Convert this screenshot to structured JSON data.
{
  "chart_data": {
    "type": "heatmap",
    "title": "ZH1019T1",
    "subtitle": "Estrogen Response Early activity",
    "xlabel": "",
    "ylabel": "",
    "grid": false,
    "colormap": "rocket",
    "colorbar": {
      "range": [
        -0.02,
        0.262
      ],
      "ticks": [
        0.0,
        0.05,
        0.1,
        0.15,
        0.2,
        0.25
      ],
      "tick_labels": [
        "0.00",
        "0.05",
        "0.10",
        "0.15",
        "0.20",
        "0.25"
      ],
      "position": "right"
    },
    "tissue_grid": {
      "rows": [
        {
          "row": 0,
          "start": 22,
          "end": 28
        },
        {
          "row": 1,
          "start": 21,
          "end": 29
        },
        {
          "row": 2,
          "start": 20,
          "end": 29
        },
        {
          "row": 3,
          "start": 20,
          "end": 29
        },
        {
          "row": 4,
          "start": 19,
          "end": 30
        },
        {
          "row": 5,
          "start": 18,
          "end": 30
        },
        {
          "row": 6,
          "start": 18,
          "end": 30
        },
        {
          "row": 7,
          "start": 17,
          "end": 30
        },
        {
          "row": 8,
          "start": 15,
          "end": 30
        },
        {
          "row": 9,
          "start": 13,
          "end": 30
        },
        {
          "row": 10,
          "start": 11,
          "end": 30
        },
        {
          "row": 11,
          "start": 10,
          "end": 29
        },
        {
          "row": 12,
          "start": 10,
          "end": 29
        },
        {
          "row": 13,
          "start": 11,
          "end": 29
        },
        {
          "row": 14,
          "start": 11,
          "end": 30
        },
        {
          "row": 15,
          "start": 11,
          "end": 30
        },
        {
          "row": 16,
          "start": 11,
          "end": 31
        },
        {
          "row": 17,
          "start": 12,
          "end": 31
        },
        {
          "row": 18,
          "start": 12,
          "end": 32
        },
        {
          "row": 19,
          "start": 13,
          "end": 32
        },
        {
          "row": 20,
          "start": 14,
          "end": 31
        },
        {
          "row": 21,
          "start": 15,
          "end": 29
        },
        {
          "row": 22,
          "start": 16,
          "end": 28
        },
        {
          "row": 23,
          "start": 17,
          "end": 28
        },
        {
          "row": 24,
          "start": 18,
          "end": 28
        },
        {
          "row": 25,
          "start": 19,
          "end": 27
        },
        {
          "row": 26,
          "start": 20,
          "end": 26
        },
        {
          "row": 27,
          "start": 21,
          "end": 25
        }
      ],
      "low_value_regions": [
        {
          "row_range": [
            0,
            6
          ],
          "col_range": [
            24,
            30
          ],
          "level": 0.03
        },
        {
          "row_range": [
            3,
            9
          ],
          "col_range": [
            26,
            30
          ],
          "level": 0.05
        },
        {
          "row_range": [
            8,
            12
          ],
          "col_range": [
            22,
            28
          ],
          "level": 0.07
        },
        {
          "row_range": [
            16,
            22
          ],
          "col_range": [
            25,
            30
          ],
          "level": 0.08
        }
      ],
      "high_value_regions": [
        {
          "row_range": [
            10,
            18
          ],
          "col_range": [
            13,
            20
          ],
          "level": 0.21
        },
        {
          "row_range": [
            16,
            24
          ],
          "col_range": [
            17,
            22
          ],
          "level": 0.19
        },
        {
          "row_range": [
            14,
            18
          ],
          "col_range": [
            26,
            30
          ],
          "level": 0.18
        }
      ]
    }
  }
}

● ● ● ● ●

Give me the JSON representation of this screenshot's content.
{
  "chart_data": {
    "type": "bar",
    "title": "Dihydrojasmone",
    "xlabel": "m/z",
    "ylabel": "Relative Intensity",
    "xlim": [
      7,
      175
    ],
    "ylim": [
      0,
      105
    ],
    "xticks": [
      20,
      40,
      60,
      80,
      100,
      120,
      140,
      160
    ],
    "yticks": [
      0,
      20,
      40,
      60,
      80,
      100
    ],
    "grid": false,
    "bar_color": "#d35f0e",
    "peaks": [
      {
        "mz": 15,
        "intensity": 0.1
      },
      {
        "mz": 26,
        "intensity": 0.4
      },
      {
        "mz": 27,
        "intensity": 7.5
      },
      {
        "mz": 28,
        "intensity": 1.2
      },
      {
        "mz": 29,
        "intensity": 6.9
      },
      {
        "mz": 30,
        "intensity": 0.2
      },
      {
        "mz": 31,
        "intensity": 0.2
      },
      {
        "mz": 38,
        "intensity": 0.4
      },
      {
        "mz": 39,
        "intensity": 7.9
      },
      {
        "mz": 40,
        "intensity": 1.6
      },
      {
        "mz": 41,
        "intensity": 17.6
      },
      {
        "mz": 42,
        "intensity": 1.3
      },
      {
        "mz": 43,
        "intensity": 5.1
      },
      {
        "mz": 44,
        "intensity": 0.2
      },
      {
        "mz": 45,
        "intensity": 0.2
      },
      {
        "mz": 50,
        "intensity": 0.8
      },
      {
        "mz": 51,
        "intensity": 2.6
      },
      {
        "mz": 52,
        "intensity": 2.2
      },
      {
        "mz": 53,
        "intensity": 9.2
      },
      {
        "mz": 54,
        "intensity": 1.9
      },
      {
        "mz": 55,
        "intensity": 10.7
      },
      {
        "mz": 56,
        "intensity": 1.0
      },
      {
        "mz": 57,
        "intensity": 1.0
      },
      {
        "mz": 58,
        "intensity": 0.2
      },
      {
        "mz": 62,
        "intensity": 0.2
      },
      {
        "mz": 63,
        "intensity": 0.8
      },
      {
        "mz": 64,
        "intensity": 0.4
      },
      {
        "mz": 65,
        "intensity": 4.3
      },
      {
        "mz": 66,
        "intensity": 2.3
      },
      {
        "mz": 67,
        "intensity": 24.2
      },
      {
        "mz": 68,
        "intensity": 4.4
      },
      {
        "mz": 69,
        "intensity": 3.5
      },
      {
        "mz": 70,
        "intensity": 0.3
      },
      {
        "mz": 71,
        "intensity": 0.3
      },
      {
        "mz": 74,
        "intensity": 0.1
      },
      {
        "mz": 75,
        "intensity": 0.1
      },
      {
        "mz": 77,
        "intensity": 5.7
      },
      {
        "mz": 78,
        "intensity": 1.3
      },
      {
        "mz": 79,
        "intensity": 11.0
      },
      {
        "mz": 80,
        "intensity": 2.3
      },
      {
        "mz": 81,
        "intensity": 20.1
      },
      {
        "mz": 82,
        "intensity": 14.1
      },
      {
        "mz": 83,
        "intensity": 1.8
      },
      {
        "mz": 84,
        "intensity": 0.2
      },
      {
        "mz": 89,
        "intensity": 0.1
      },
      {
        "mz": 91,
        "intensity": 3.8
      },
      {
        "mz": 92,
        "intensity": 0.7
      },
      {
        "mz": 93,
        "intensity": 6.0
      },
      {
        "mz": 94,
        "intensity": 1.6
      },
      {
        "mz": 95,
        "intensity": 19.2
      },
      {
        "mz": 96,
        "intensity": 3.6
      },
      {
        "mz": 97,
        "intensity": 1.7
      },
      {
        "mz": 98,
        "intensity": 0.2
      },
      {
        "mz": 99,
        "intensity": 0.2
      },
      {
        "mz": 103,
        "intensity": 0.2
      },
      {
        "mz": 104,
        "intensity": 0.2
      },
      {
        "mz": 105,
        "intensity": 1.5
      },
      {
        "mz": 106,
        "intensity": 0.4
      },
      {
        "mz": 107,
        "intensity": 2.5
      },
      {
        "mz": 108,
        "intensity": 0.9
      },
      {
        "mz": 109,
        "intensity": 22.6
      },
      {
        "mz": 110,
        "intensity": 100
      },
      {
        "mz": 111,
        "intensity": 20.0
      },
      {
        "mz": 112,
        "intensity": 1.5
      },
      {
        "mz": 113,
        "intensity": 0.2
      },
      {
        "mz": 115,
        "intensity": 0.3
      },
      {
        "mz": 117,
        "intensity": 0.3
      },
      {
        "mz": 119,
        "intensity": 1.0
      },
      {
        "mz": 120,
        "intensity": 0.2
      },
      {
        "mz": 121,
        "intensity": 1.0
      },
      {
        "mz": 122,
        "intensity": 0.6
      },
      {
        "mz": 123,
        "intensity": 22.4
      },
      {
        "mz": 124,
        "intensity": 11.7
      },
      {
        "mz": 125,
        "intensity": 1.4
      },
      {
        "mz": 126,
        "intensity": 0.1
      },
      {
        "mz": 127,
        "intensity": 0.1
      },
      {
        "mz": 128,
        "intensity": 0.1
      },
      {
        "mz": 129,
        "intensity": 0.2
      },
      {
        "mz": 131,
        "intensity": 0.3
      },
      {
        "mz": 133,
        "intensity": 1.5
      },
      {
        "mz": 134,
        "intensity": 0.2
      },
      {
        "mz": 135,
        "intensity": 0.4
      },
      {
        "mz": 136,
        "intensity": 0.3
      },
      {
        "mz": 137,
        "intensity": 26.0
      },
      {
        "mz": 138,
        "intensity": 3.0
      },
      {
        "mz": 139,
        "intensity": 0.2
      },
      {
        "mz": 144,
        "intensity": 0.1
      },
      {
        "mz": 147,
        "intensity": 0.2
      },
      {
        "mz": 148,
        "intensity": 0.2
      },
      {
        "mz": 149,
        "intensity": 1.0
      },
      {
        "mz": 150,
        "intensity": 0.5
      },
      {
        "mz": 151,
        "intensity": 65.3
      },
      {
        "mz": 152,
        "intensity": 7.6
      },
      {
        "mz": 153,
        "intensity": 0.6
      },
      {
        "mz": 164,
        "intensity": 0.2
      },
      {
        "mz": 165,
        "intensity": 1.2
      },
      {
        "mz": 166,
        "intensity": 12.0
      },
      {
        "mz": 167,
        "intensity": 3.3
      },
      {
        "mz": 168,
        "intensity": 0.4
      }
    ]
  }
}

● ● ● ● ●

* Job: Where a line of the records above holds the word "this", copy that line.

* Task solution:
Convert this screenshot to structured JSON data.
Give me the JSON representation of this screenshot's content.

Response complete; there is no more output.